# Problem details
Pick out each line containing the string "plan".

Entries from a visual dataset
(begin)

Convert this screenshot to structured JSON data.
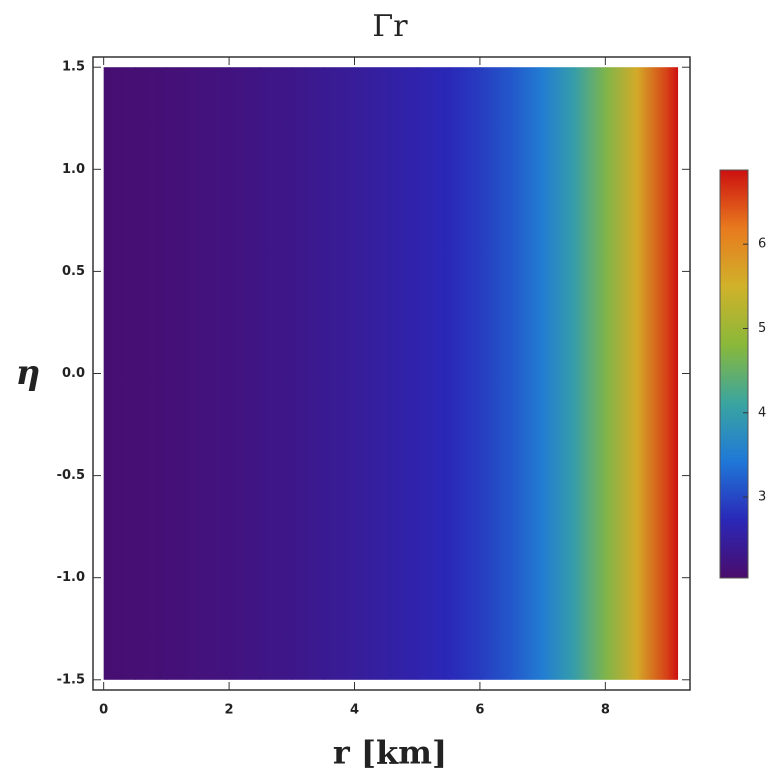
{
  "chart_data": {
    "type": "density",
    "title": "Γr",
    "xlabel": "r [km]",
    "ylabel": "η",
    "x": [
      0,
      0.5,
      1,
      1.5,
      2,
      2.5,
      3,
      3.5,
      4,
      4.5,
      5,
      5.5,
      6,
      6.5,
      7,
      7.5,
      8,
      8.5,
      9,
      9.15
    ],
    "values": [
      2.1,
      2.12,
      2.15,
      2.18,
      2.22,
      2.27,
      2.32,
      2.38,
      2.45,
      2.53,
      2.62,
      2.73,
      2.9,
      3.15,
      3.5,
      4.0,
      4.7,
      5.6,
      6.6,
      6.9
    ],
    "y_extent": [
      -1.5,
      1.5
    ],
    "xlim": [
      -0.17,
      9.35
    ],
    "ylim": [
      -1.55,
      1.55
    ],
    "xticks": [
      0,
      2,
      4,
      6,
      8
    ],
    "yticks": [
      -1.5,
      {
        "value": -1,
        "label": "-1.0"
      },
      -0.5,
      {
        "value": 0,
        "label": "0.0"
      },
      0.5,
      {
        "value": 1,
        "label": "1.0"
      },
      1.5
    ],
    "clim": [
      2.04,
      6.88
    ],
    "cticks": [
      3,
      4,
      5,
      6
    ],
    "colormap": [
      "#4a0c6b",
      "#2a28b8",
      "#1f78d8",
      "#3aa5a0",
      "#8ab83a",
      "#d0b22a",
      "#e87a1e",
      "#cc1010"
    ]
  }
}
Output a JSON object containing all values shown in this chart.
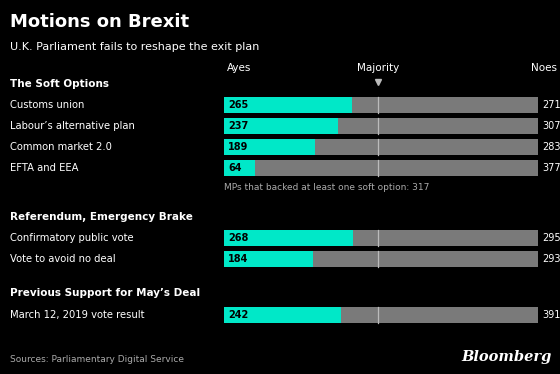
{
  "title": "Motions on Brexit",
  "subtitle": "U.K. Parliament fails to reshape the exit plan",
  "background_color": "#000000",
  "text_color": "#ffffff",
  "teal_color": "#00e8c8",
  "gray_color": "#7a7a7a",
  "majority_line_color": "#bbbbbb",
  "note_color": "#aaaaaa",
  "majority": 320,
  "max_value": 650,
  "sections": [
    {
      "header": "The Soft Options",
      "rows": [
        {
          "label": "Customs union",
          "ayes": 265,
          "noes": 271
        },
        {
          "label": "Labour’s alternative plan",
          "ayes": 237,
          "noes": 307
        },
        {
          "label": "Common market 2.0",
          "ayes": 189,
          "noes": 283
        },
        {
          "label": "EFTA and EEA",
          "ayes": 64,
          "noes": 377
        }
      ],
      "note": "MPs that backed at least one soft option: 317"
    },
    {
      "header": "Referendum, Emergency Brake",
      "rows": [
        {
          "label": "Confirmatory public vote",
          "ayes": 268,
          "noes": 295
        },
        {
          "label": "Vote to avoid no deal",
          "ayes": 184,
          "noes": 293
        }
      ],
      "note": null
    },
    {
      "header": "Previous Support for May’s Deal",
      "rows": [
        {
          "label": "March 12, 2019 vote result",
          "ayes": 242,
          "noes": 391
        }
      ],
      "note": null
    }
  ],
  "sources_text": "Sources: Parliamentary Digital Service",
  "bloomberg_text": "Bloomberg"
}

(end)

# Solution to this exercise
  "subtitle": "U.K. Parliament fails to reshape the exit plan",
          "label": "Labour’s alternative plan",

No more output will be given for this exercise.